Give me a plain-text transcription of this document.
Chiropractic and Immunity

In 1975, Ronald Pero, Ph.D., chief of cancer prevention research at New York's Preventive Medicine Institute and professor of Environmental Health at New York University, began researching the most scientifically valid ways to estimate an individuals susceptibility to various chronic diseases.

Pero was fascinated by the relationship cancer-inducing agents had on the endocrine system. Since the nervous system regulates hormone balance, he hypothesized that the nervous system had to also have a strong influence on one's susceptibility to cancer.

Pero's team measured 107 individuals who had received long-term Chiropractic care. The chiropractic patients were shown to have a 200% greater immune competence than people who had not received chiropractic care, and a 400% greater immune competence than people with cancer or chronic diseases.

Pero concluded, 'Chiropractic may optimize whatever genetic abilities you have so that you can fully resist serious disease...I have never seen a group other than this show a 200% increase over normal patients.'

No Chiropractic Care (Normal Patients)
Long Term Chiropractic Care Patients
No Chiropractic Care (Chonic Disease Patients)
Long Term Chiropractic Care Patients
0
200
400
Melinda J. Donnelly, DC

━━━━

Exercise goal
Each record must be repeated exactly as it is.

Finished task
Give me a plain-text transcription of this document.
Chiropractic and Immunity

In 1975, Ronald Pero, Ph.D., chief of cancer prevention research at New York's Preventive Medicine Institute and professor of Environmental Health at New York University, began researching the most scientifically valid ways to estimate an individuals susceptibility to various chronic diseases.

Pero was fascinated by the relationship cancer-inducing agents had on the endocrine system. Since the nervous system regulates hormone balance, he hypothesized that the nervous system had to also have a strong influence on one's susceptibility to cancer.

Pero's team measured 107 individuals who had received long-term Chiropractic care. The chiropractic patients were shown to have a 200% greater immune competence than people who had not received chiropractic care, and a 400% greater immune competence than people with cancer or chronic diseases.

Pero concluded, 'Chiropractic may optimize whatever genetic abilities you have so that you can fully resist serious disease...I have never seen a group other than this show a 200% increase over normal patients.'

No Chiropractic Care (Normal Patients)
Long Term Chiropractic Care Patients
No Chiropractic Care (Chonic Disease Patients)
Long Term Chiropractic Care Patients
0
200
400
Melinda J. Donnelly, DC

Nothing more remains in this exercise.